--- START OF Data entries ---

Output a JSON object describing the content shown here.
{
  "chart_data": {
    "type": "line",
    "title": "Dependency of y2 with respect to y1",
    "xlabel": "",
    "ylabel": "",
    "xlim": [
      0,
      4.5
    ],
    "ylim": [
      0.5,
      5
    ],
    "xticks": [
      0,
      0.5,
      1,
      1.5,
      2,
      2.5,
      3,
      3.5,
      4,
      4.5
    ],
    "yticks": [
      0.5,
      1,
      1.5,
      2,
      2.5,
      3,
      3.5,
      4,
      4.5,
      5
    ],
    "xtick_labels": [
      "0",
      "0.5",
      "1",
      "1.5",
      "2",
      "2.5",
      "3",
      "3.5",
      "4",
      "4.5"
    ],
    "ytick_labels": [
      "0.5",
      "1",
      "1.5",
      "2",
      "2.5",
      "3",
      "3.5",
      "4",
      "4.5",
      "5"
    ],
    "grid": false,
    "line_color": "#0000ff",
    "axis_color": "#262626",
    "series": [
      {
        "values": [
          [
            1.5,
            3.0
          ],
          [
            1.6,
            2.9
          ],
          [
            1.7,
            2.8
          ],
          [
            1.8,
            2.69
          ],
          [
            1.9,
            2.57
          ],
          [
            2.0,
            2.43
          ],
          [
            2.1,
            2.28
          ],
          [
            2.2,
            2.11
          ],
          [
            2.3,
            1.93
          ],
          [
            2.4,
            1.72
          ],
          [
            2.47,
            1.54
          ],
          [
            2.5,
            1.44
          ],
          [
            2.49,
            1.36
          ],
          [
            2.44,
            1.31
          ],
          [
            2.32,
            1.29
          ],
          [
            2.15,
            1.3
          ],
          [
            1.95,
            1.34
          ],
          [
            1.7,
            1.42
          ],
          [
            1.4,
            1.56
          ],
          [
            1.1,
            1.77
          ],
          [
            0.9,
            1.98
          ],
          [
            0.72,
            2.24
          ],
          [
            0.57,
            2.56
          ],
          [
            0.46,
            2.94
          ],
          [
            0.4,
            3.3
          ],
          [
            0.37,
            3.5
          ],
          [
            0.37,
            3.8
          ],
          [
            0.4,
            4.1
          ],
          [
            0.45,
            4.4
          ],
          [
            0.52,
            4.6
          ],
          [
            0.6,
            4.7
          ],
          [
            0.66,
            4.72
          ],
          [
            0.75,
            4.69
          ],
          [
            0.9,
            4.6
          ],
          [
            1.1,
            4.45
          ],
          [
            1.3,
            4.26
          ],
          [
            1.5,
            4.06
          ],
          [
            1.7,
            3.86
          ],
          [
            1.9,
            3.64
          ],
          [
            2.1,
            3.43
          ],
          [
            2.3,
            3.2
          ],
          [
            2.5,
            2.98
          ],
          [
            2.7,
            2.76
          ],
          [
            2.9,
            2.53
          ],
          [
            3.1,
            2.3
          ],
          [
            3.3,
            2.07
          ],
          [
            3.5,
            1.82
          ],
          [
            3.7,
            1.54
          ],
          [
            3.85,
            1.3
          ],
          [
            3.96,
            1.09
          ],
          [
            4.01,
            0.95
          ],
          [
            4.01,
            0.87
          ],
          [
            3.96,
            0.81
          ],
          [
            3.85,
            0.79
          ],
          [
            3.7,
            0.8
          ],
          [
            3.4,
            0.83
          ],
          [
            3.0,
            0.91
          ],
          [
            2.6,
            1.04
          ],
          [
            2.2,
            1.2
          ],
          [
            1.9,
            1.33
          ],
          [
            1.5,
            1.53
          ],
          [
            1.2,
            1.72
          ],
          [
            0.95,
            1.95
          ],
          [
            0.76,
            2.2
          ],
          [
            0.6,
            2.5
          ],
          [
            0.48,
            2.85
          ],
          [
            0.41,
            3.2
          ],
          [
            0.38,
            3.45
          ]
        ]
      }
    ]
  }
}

--- END OF Data entries ---

_What the task requires_.
Repeat each record in full; every line must match exactly.

_Correct output_.
Output a JSON object describing the content shown here.
{
  "chart_data": {
    "type": "line",
    "title": "Dependency of y2 with respect to y1",
    "xlabel": "",
    "ylabel": "",
    "xlim": [
      0,
      4.5
    ],
    "ylim": [
      0.5,
      5
    ],
    "xticks": [
      0,
      0.5,
      1,
      1.5,
      2,
      2.5,
      3,
      3.5,
      4,
      4.5
    ],
    "yticks": [
      0.5,
      1,
      1.5,
      2,
      2.5,
      3,
      3.5,
      4,
      4.5,
      5
    ],
    "xtick_labels": [
      "0",
      "0.5",
      "1",
      "1.5",
      "2",
      "2.5",
      "3",
      "3.5",
      "4",
      "4.5"
    ],
    "ytick_labels": [
      "0.5",
      "1",
      "1.5",
      "2",
      "2.5",
      "3",
      "3.5",
      "4",
      "4.5",
      "5"
    ],
    "grid": false,
    "line_color": "#0000ff",
    "axis_color": "#262626",
    "series": [
      {
        "values": [
          [
            1.5,
            3.0
          ],
          [
            1.6,
            2.9
          ],
          [
            1.7,
            2.8
          ],
          [
            1.8,
            2.69
          ],
          [
            1.9,
            2.57
          ],
          [
            2.0,
            2.43
          ],
          [
            2.1,
            2.28
          ],
          [
            2.2,
            2.11
          ],
          [
            2.3,
            1.93
          ],
          [
            2.4,
            1.72
          ],
          [
            2.47,
            1.54
          ],
          [
            2.5,
            1.44
          ],
          [
            2.49,
            1.36
          ],
          [
            2.44,
            1.31
          ],
          [
            2.32,
            1.29
          ],
          [
            2.15,
            1.3
          ],
          [
            1.95,
            1.34
          ],
          [
            1.7,
            1.42
          ],
          [
            1.4,
            1.56
          ],
          [
            1.1,
            1.77
          ],
          [
            0.9,
            1.98
          ],
          [
            0.72,
            2.24
          ],
          [
            0.57,
            2.56
          ],
          [
            0.46,
            2.94
          ],
          [
            0.4,
            3.3
          ],
          [
            0.37,
            3.5
          ],
          [
            0.37,
            3.8
          ],
          [
            0.4,
            4.1
          ],
          [
            0.45,
            4.4
          ],
          [
            0.52,
            4.6
          ],
          [
            0.6,
            4.7
          ],
          [
            0.66,
            4.72
          ],
          [
            0.75,
            4.69
          ],
          [
            0.9,
            4.6
          ],
          [
            1.1,
            4.45
          ],
          [
            1.3,
            4.26
          ],
          [
            1.5,
            4.06
          ],
          [
            1.7,
            3.86
          ],
          [
            1.9,
            3.64
          ],
          [
            2.1,
            3.43
          ],
          [
            2.3,
            3.2
          ],
          [
            2.5,
            2.98
          ],
          [
            2.7,
            2.76
          ],
          [
            2.9,
            2.53
          ],
          [
            3.1,
            2.3
          ],
          [
            3.3,
            2.07
          ],
          [
            3.5,
            1.82
          ],
          [
            3.7,
            1.54
          ],
          [
            3.85,
            1.3
          ],
          [
            3.96,
            1.09
          ],
          [
            4.01,
            0.95
          ],
          [
            4.01,
            0.87
          ],
          [
            3.96,
            0.81
          ],
          [
            3.85,
            0.79
          ],
          [
            3.7,
            0.8
          ],
          [
            3.4,
            0.83
          ],
          [
            3.0,
            0.91
          ],
          [
            2.6,
            1.04
          ],
          [
            2.2,
            1.2
          ],
          [
            1.9,
            1.33
          ],
          [
            1.5,
            1.53
          ],
          [
            1.2,
            1.72
          ],
          [
            0.95,
            1.95
          ],
          [
            0.76,
            2.2
          ],
          [
            0.6,
            2.5
          ],
          [
            0.48,
            2.85
          ],
          [
            0.41,
            3.2
          ],
          [
            0.38,
            3.45
          ]
        ]
      }
    ]
  }
}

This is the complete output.